** Begin Data entries **
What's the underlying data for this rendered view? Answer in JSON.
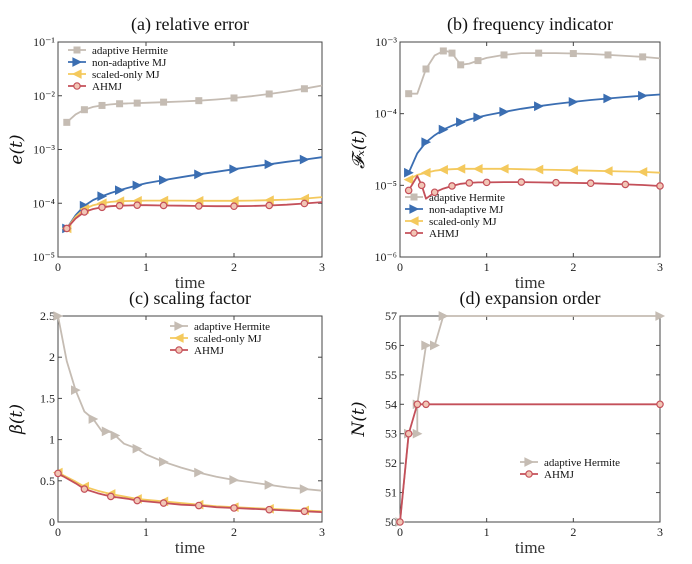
{
  "colors": {
    "adaptive_hermite": "#c5bcb3",
    "non_adaptive_mj": "#3b6eb2",
    "scaled_only_mj": "#f4c95d",
    "ahmj": "#c4505a",
    "ahmj_marker_fill": "#f2c6b6",
    "axis": "#444444"
  },
  "chart_data": [
    {
      "id": "a",
      "type": "line",
      "title": "(a) relative error",
      "xlabel": "time",
      "ylabel": "e(t)",
      "yscale": "log",
      "xlim": [
        0,
        3
      ],
      "ylim": [
        1e-05,
        0.1
      ],
      "xticks": [
        "0",
        "1",
        "2",
        "3"
      ],
      "yticks": [
        "10⁻⁵",
        "10⁻⁴",
        "10⁻³",
        "10⁻²",
        "10⁻¹"
      ],
      "legend_position": "top-left",
      "series": [
        {
          "name": "adaptive Hermite",
          "color": "adaptive_hermite",
          "marker": "square",
          "x": [
            0.1,
            0.2,
            0.3,
            0.4,
            0.5,
            0.6,
            0.7,
            0.8,
            0.9,
            1.0,
            1.2,
            1.4,
            1.6,
            1.8,
            2.0,
            2.2,
            2.4,
            2.6,
            2.8,
            3.0
          ],
          "y": [
            0.0032,
            0.0045,
            0.0055,
            0.0062,
            0.0066,
            0.0069,
            0.0071,
            0.0072,
            0.0073,
            0.0074,
            0.0076,
            0.0078,
            0.0081,
            0.0085,
            0.0091,
            0.0098,
            0.0108,
            0.012,
            0.0135,
            0.0155
          ]
        },
        {
          "name": "non-adaptive MJ",
          "color": "non_adaptive_mj",
          "marker": "triangle-right",
          "x": [
            0.1,
            0.2,
            0.3,
            0.4,
            0.5,
            0.6,
            0.7,
            0.8,
            0.9,
            1.0,
            1.2,
            1.4,
            1.6,
            1.8,
            2.0,
            2.2,
            2.4,
            2.6,
            2.8,
            3.0
          ],
          "y": [
            3.4e-05,
            6e-05,
            9e-05,
            0.000115,
            0.000135,
            0.000155,
            0.000175,
            0.000195,
            0.000215,
            0.000235,
            0.00027,
            0.000305,
            0.000345,
            0.000385,
            0.00043,
            0.00048,
            0.00053,
            0.00059,
            0.00065,
            0.00072
          ]
        },
        {
          "name": "scaled-only MJ",
          "color": "scaled_only_mj",
          "marker": "triangle-left",
          "x": [
            0.1,
            0.2,
            0.3,
            0.4,
            0.5,
            0.6,
            0.7,
            0.8,
            0.9,
            1.0,
            1.2,
            1.4,
            1.6,
            1.8,
            2.0,
            2.2,
            2.4,
            2.6,
            2.8,
            3.0
          ],
          "y": [
            3.4e-05,
            5.6e-05,
            7.8e-05,
            9.2e-05,
            0.0001,
            0.000106,
            0.000109,
            0.00011,
            0.000111,
            0.000112,
            0.000112,
            0.000112,
            0.000111,
            0.000111,
            0.000111,
            0.000112,
            0.000114,
            0.000117,
            0.000122,
            0.00013
          ]
        },
        {
          "name": "AHMJ",
          "color": "ahmj",
          "marker": "circle",
          "x": [
            0.1,
            0.2,
            0.3,
            0.4,
            0.5,
            0.6,
            0.7,
            0.8,
            0.9,
            1.0,
            1.2,
            1.4,
            1.6,
            1.8,
            2.0,
            2.2,
            2.4,
            2.6,
            2.8,
            3.0
          ],
          "y": [
            3.4e-05,
            5.2e-05,
            6.9e-05,
            7.8e-05,
            8.4e-05,
            8.8e-05,
            9e-05,
            9.1e-05,
            9.2e-05,
            9.2e-05,
            9.1e-05,
            9e-05,
            8.9e-05,
            8.8e-05,
            8.8e-05,
            8.9e-05,
            9.1e-05,
            9.4e-05,
            9.9e-05,
            0.000105
          ]
        }
      ]
    },
    {
      "id": "b",
      "type": "line",
      "title": "(b) frequency indicator",
      "xlabel": "time",
      "ylabel": "𝓕ₓ(t)",
      "yscale": "log",
      "xlim": [
        0,
        3
      ],
      "ylim": [
        1e-06,
        0.001
      ],
      "xticks": [
        "0",
        "1",
        "2",
        "3"
      ],
      "yticks": [
        "10⁻⁶",
        "10⁻⁵",
        "10⁻⁴",
        "10⁻³"
      ],
      "legend_position": "lower-right",
      "series": [
        {
          "name": "adaptive Hermite",
          "color": "adaptive_hermite",
          "marker": "square",
          "x": [
            0.1,
            0.2,
            0.3,
            0.4,
            0.5,
            0.55,
            0.6,
            0.65,
            0.7,
            0.8,
            0.9,
            1.0,
            1.2,
            1.4,
            1.6,
            1.8,
            2.0,
            2.2,
            2.4,
            2.6,
            2.8,
            3.0
          ],
          "y": [
            0.00019,
            0.00019,
            0.00042,
            0.00065,
            0.00075,
            0.00074,
            0.0007,
            0.00058,
            0.00048,
            0.0005,
            0.00055,
            0.0006,
            0.00066,
            0.0007,
            0.0007,
            0.0007,
            0.00069,
            0.00068,
            0.00066,
            0.00064,
            0.00062,
            0.00059
          ]
        },
        {
          "name": "non-adaptive MJ",
          "color": "non_adaptive_mj",
          "marker": "triangle-right",
          "x": [
            0.1,
            0.2,
            0.3,
            0.4,
            0.5,
            0.6,
            0.7,
            0.8,
            0.9,
            1.0,
            1.2,
            1.4,
            1.6,
            1.8,
            2.0,
            2.2,
            2.4,
            2.6,
            2.8,
            3.0
          ],
          "y": [
            1.5e-05,
            2.8e-05,
            4e-05,
            5e-05,
            6e-05,
            6.8e-05,
            7.6e-05,
            8.3e-05,
            8.9e-05,
            9.5e-05,
            0.000106,
            0.000117,
            0.000127,
            0.000137,
            0.000146,
            0.000155,
            0.000163,
            0.000171,
            0.000178,
            0.000185
          ]
        },
        {
          "name": "scaled-only MJ",
          "color": "scaled_only_mj",
          "marker": "triangle-left",
          "x": [
            0.1,
            0.2,
            0.3,
            0.4,
            0.5,
            0.6,
            0.7,
            0.8,
            0.9,
            1.0,
            1.2,
            1.4,
            1.6,
            1.8,
            2.0,
            2.2,
            2.4,
            2.6,
            2.8,
            3.0
          ],
          "y": [
            1.2e-05,
            1.4e-05,
            1.5e-05,
            1.6e-05,
            1.65e-05,
            1.68e-05,
            1.7e-05,
            1.7e-05,
            1.7e-05,
            1.7e-05,
            1.7e-05,
            1.68e-05,
            1.66e-05,
            1.64e-05,
            1.62e-05,
            1.6e-05,
            1.58e-05,
            1.56e-05,
            1.54e-05,
            1.5e-05
          ]
        },
        {
          "name": "AHMJ",
          "color": "ahmj",
          "marker": "circle",
          "x": [
            0.1,
            0.2,
            0.25,
            0.3,
            0.4,
            0.5,
            0.6,
            0.7,
            0.8,
            0.9,
            1.0,
            1.2,
            1.4,
            1.6,
            1.8,
            2.0,
            2.2,
            2.4,
            2.6,
            2.8,
            3.0
          ],
          "y": [
            8.5e-06,
            1.35e-05,
            1e-05,
            6.5e-06,
            8e-06,
            9e-06,
            9.8e-06,
            1.05e-05,
            1.08e-05,
            1.1e-05,
            1.1e-05,
            1.11e-05,
            1.11e-05,
            1.1e-05,
            1.09e-05,
            1.08e-05,
            1.07e-05,
            1.05e-05,
            1.03e-05,
            1.01e-05,
            9.8e-06
          ]
        }
      ]
    },
    {
      "id": "c",
      "type": "line",
      "title": "(c) scaling factor",
      "xlabel": "time",
      "ylabel": "β(t)",
      "yscale": "linear",
      "xlim": [
        0,
        3
      ],
      "ylim": [
        0,
        2.5
      ],
      "xticks": [
        "0",
        "1",
        "2",
        "3"
      ],
      "yticks": [
        "0",
        "0.5",
        "1",
        "1.5",
        "2",
        "2.5"
      ],
      "legend_position": "top-right",
      "series": [
        {
          "name": "adaptive Hermite",
          "color": "adaptive_hermite",
          "marker": "triangle-right",
          "x": [
            0,
            0.1,
            0.2,
            0.3,
            0.4,
            0.5,
            0.55,
            0.6,
            0.65,
            0.75,
            0.9,
            1.0,
            1.2,
            1.4,
            1.6,
            1.8,
            2.0,
            2.2,
            2.4,
            2.6,
            2.8,
            3.0
          ],
          "y": [
            2.5,
            1.95,
            1.6,
            1.34,
            1.25,
            1.1,
            1.1,
            1.09,
            1.05,
            0.95,
            0.89,
            0.82,
            0.73,
            0.66,
            0.6,
            0.55,
            0.51,
            0.48,
            0.45,
            0.42,
            0.4,
            0.38
          ]
        },
        {
          "name": "scaled-only MJ",
          "color": "scaled_only_mj",
          "marker": "triangle-left",
          "x": [
            0,
            0.2,
            0.3,
            0.45,
            0.6,
            0.8,
            0.9,
            1.0,
            1.2,
            1.4,
            1.6,
            1.8,
            2.0,
            2.2,
            2.4,
            2.6,
            2.8,
            3.0
          ],
          "y": [
            0.6,
            0.49,
            0.43,
            0.38,
            0.34,
            0.3,
            0.28,
            0.27,
            0.25,
            0.23,
            0.21,
            0.19,
            0.18,
            0.17,
            0.16,
            0.15,
            0.14,
            0.13
          ]
        },
        {
          "name": "AHMJ",
          "color": "ahmj",
          "marker": "circle",
          "x": [
            0,
            0.2,
            0.3,
            0.45,
            0.6,
            0.8,
            0.9,
            1.0,
            1.2,
            1.4,
            1.6,
            1.8,
            2.0,
            2.2,
            2.4,
            2.6,
            2.8,
            3.0
          ],
          "y": [
            0.59,
            0.47,
            0.4,
            0.35,
            0.31,
            0.28,
            0.26,
            0.25,
            0.23,
            0.21,
            0.2,
            0.18,
            0.17,
            0.16,
            0.15,
            0.14,
            0.13,
            0.12
          ]
        }
      ]
    },
    {
      "id": "d",
      "type": "line",
      "title": "(d) expansion order",
      "xlabel": "time",
      "ylabel": "N(t)",
      "yscale": "linear",
      "xlim": [
        0,
        3
      ],
      "ylim": [
        50,
        57
      ],
      "xticks": [
        "0",
        "1",
        "2",
        "3"
      ],
      "yticks": [
        "50",
        "51",
        "52",
        "53",
        "54",
        "55",
        "56",
        "57"
      ],
      "legend_position": "lower-right",
      "series": [
        {
          "name": "adaptive Hermite",
          "color": "adaptive_hermite",
          "marker": "triangle-right",
          "x": [
            0,
            0.1,
            0.1,
            0.2,
            0.2,
            0.3,
            0.3,
            0.4,
            0.4,
            0.5,
            0.5,
            3.0
          ],
          "y": [
            50,
            53,
            53,
            53,
            54,
            56,
            56,
            56,
            56,
            57,
            57,
            57
          ]
        },
        {
          "name": "AHMJ",
          "color": "ahmj",
          "marker": "circle",
          "x": [
            0,
            0.1,
            0.2,
            0.3,
            3.0
          ],
          "y": [
            50,
            53,
            54,
            54,
            54
          ]
        }
      ]
    }
  ]
}
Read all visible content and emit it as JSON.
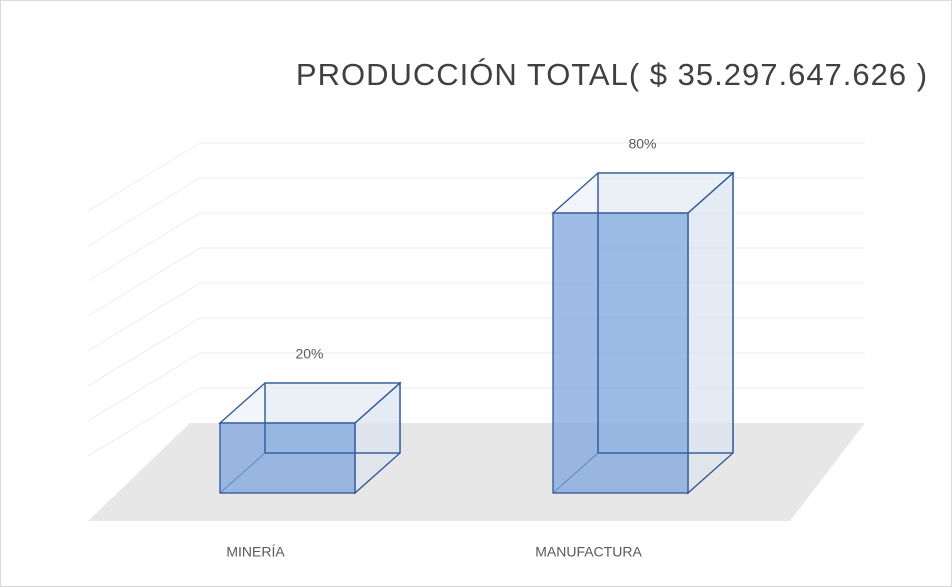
{
  "chart_data": {
    "type": "bar3d",
    "title": "PRODUCCIÓN  TOTAL( $ 35.297.647.626 )",
    "categories": [
      "MINERÍA",
      "MANUFACTURA"
    ],
    "values": [
      20,
      80
    ],
    "value_labels": [
      "20%",
      "80%"
    ],
    "color": "#7ea6dc",
    "ylim": [
      0,
      90
    ],
    "yticks": [
      0,
      10,
      20,
      30,
      40,
      50,
      60,
      70,
      80
    ],
    "grid": true
  }
}
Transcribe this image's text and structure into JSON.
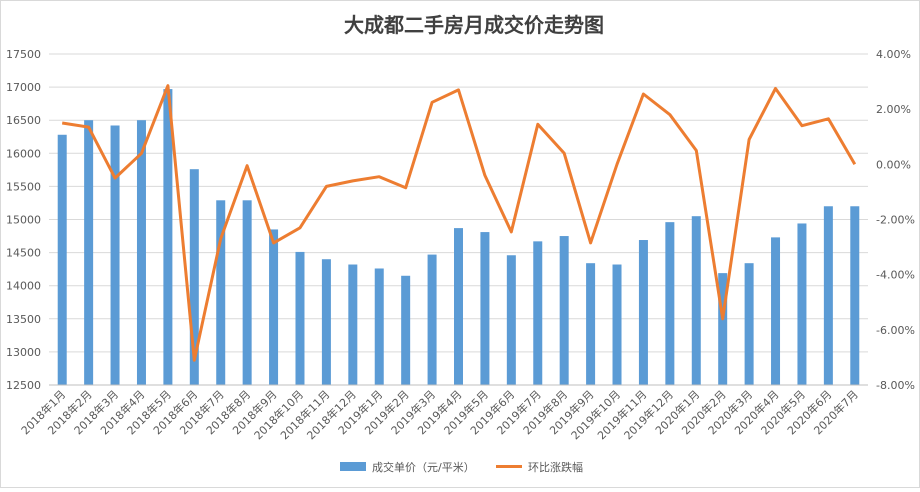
{
  "chart_data": {
    "type": "bar",
    "title": "大成都二手房月成交价走势图",
    "categories": [
      "2018年1月",
      "2018年2月",
      "2018年3月",
      "2018年4月",
      "2018年5月",
      "2018年6月",
      "2018年7月",
      "2018年8月",
      "2018年9月",
      "2018年10月",
      "2018年11月",
      "2018年12月",
      "2019年1月",
      "2019年2月",
      "2019年3月",
      "2019年4月",
      "2019年5月",
      "2019年6月",
      "2019年7月",
      "2019年8月",
      "2019年9月",
      "2019年10月",
      "2019年11月",
      "2019年12月",
      "2020年1月",
      "2020年2月",
      "2020年3月",
      "2020年4月",
      "2020年5月",
      "2020年6月",
      "2020年7月"
    ],
    "series": [
      {
        "name": "成交单价（元/平米）",
        "type": "bar",
        "axis": "left",
        "color": "#5B9BD5",
        "values": [
          16280,
          16500,
          16420,
          16500,
          16970,
          15760,
          15290,
          15290,
          14850,
          14510,
          14400,
          14320,
          14260,
          14150,
          14470,
          14870,
          14810,
          14460,
          14670,
          14750,
          14340,
          14320,
          14690,
          14960,
          15050,
          14190,
          14340,
          14730,
          14940,
          15200,
          15200
        ]
      },
      {
        "name": "环比涨跌幅",
        "type": "line",
        "axis": "right",
        "color": "#ED7D31",
        "values": [
          1.5,
          1.35,
          -0.5,
          0.4,
          2.85,
          -7.1,
          -2.7,
          -0.05,
          -2.85,
          -2.3,
          -0.8,
          -0.6,
          -0.45,
          -0.85,
          2.25,
          2.7,
          -0.4,
          -2.45,
          1.45,
          0.4,
          -2.85,
          0.0,
          2.55,
          1.8,
          0.5,
          -5.6,
          0.9,
          2.75,
          1.4,
          1.65,
          0.0
        ]
      }
    ],
    "y_left": {
      "min": 12500,
      "max": 17500,
      "ticks": [
        "12500",
        "13000",
        "13500",
        "14000",
        "14500",
        "15000",
        "15500",
        "16000",
        "16500",
        "17000",
        "17500"
      ]
    },
    "y_right": {
      "min": -8,
      "max": 4,
      "ticks": [
        "-8.00%",
        "-6.00%",
        "-4.00%",
        "-2.00%",
        "0.00%",
        "2.00%",
        "4.00%"
      ]
    },
    "grid": true,
    "legend_position": "bottom"
  }
}
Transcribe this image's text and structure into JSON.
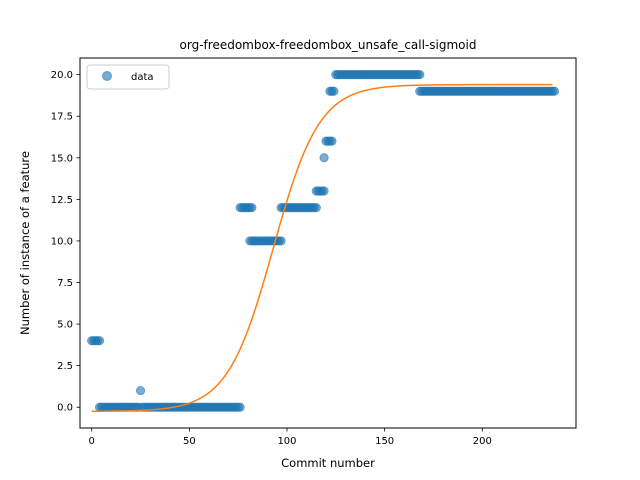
** End Data entries **
### What you are asked to do
Count the lines in the entries above that include the string "JSON", then give only that figure.

### The answer
4